Tuesday, March 17, 2009

Soylent Green and Seeing Red

I’ll go ahead and jump on the bandwagon of those lambasting the SciFi network for changing its name. Their marketing droids think “SyFy” is catchier, as the people they interviewed said that was how they texted the name of the channel.

Oh sure, change the entire brand based on how someone texts your name. That’s really fucking smart. Not to mention that it calls to mind syphilis (as a matter of fact, someone has already registered syfyl.us specifically for people to bitch about the name change).

I’m against the change for a number of reasons. SciFi stands for something, whereas SyFy means nothing. They’re also changing their tagline from the short and sweet “IF” to the grammatically horrid “Imagine Greater.” “IF” was perfect. Not only did it mirror the “FI” part of their name, but it’s the central theme of all science fiction. “Imagine Greater” is so broad it’s meaningless. And you’d think a network that wanted to be text-friendly would stick to a two-letter tag rather than increasing the length by 700%.

Not that I really expect anything different from them at this point. These are the same brilliant decision-makers that brought in Bonnie Hammer from Lifetime, who has publicly stated that she hates science-fiction.

This is also the same network that puts wrestling in a prime-time slot, finances execrable original movies instead of showing classics, and runs every B horror movie they can steal from their parent company (and not the good kind of B movies, either). And while other networks order up thirteen episodes of shows to fill out a season, SciFi shows them in runs of eight episodes, then breaks for six months.

The current president, Dave Howe, said of the backlash:

“Our core audience will use it an opportunity to question our motives, they always do."

I don’t know which South American B-school diploma mill you sent your SASE to, Dave, but if your core audience is always questioning your motives, maybe you’re…oh…I don’t know…alienating them.

Given data —
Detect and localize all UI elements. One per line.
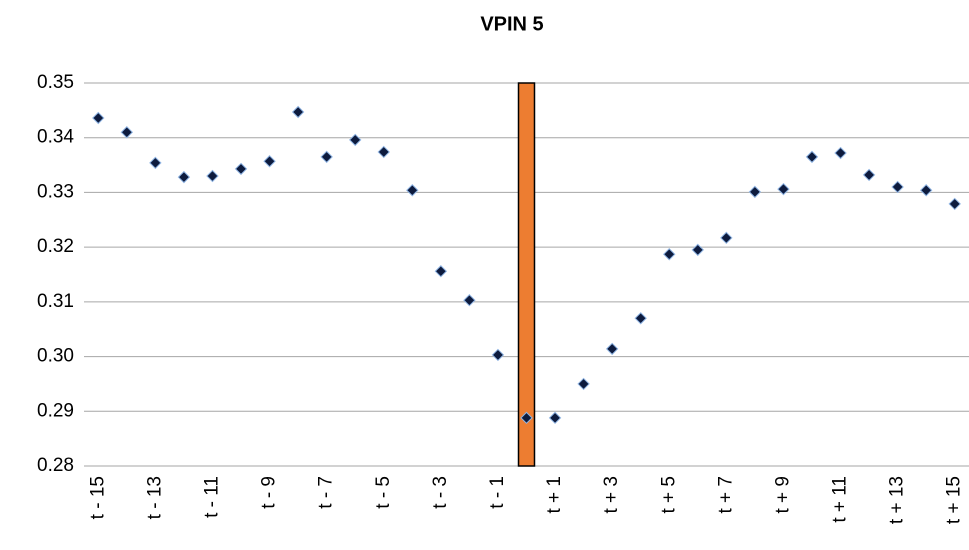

Exercises —
- 1) Translate this sentence from the post about the SciFi network's name change into Spanish: "SciFi stands for something, whereas SyFy means nothing."
- 2) Summarize the post about the SciFi network's name change in two sentences.
- 3) In the post about the SciFi network's name change, what tagline is replacing "IF"?

Results by task —
- 1) SciFi significa algo, mientras que SyFy no significa nada.

- 2) The writer objects to the SciFi network renaming itself "SyFy" because of how people text its name, saying the new name means nothing and calls syphilis to mind, and also dislikes the switch from the tagline "IF" to "Imagine Greater." The post goes on to criticize the network for bringing in Bonnie Hammer, who has said she hates science fiction, for its programming choices, and for president Dave Howe's remark that the core audience always questions the network's motives.

- 3) "Imagine Greater."